Your task is to copy every line of the entries that contains "name".
begin Data
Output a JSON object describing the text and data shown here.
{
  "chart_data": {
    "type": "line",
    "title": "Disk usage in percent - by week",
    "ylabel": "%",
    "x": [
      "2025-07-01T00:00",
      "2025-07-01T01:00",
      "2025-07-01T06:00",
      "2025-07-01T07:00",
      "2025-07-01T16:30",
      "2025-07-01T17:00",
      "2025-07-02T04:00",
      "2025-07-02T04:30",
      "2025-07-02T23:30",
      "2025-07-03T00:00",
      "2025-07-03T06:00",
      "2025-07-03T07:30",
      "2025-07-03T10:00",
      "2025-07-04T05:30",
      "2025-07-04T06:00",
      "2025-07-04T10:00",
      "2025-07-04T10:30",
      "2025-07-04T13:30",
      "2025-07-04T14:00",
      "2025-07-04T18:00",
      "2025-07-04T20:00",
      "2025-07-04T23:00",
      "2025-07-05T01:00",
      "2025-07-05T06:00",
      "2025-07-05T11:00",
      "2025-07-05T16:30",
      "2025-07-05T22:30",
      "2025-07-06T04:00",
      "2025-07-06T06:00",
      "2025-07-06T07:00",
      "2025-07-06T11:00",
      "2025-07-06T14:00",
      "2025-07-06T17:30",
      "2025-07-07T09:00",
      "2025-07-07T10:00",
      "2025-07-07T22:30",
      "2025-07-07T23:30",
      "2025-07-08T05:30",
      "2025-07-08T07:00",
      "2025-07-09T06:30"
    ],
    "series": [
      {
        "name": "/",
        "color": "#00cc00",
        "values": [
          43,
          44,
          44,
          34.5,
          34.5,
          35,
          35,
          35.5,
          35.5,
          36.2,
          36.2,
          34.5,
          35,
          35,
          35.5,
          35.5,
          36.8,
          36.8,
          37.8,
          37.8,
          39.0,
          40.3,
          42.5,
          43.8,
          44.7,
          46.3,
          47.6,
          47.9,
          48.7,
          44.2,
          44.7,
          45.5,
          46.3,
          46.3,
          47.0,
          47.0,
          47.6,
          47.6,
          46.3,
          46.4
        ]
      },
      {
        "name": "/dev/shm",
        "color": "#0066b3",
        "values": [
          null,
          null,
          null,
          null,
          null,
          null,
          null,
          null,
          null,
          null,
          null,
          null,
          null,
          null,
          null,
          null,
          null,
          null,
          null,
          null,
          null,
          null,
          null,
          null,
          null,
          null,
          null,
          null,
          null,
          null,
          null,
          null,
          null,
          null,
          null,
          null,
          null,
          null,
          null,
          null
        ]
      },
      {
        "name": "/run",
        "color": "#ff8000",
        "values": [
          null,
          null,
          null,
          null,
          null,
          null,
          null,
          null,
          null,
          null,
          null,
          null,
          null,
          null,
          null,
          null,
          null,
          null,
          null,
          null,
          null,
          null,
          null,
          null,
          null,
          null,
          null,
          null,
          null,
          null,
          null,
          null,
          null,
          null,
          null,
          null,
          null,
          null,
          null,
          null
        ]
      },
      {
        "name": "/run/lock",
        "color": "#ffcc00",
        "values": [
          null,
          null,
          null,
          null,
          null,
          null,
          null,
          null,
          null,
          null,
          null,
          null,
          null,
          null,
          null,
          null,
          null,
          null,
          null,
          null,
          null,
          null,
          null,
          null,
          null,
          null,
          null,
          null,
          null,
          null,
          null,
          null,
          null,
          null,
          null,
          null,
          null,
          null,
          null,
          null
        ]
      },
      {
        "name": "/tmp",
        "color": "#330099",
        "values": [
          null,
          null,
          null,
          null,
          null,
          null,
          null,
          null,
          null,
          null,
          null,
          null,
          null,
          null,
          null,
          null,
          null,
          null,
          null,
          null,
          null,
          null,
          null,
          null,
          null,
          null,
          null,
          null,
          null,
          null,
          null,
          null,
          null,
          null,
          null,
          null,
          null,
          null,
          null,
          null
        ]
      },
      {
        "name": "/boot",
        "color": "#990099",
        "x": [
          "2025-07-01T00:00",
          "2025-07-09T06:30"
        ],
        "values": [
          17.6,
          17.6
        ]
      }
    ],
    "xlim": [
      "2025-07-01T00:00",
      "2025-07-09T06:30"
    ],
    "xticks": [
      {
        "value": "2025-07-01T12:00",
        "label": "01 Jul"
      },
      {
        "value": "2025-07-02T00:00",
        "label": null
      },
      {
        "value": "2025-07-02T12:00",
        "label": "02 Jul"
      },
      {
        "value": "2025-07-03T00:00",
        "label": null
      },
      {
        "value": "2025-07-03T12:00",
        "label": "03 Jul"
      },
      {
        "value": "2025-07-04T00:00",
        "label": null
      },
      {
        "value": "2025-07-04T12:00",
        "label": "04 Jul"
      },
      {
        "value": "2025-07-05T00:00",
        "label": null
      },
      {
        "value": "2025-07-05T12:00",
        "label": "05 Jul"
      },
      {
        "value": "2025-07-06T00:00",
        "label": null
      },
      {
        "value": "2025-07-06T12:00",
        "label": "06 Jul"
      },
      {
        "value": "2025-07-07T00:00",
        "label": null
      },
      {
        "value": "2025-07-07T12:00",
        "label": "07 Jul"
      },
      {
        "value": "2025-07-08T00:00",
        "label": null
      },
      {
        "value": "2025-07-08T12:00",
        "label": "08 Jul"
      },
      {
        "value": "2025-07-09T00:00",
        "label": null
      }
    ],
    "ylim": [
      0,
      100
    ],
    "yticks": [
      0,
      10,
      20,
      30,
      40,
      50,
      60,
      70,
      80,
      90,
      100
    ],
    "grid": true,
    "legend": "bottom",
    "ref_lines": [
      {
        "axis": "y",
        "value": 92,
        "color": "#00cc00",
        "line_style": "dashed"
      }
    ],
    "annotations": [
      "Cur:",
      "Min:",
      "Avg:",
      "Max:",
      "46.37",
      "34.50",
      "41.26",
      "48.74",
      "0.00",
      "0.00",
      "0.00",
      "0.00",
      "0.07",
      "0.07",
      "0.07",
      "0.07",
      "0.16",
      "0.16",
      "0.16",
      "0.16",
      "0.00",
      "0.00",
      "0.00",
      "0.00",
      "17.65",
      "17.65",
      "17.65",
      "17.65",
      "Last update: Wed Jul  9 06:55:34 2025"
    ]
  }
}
end Data
| Solution below |
        "name": "/",
        "name": "/dev/shm",
        "name": "/run",
        "name": "/run/lock",
        "name": "/tmp",
        "name": "/boot",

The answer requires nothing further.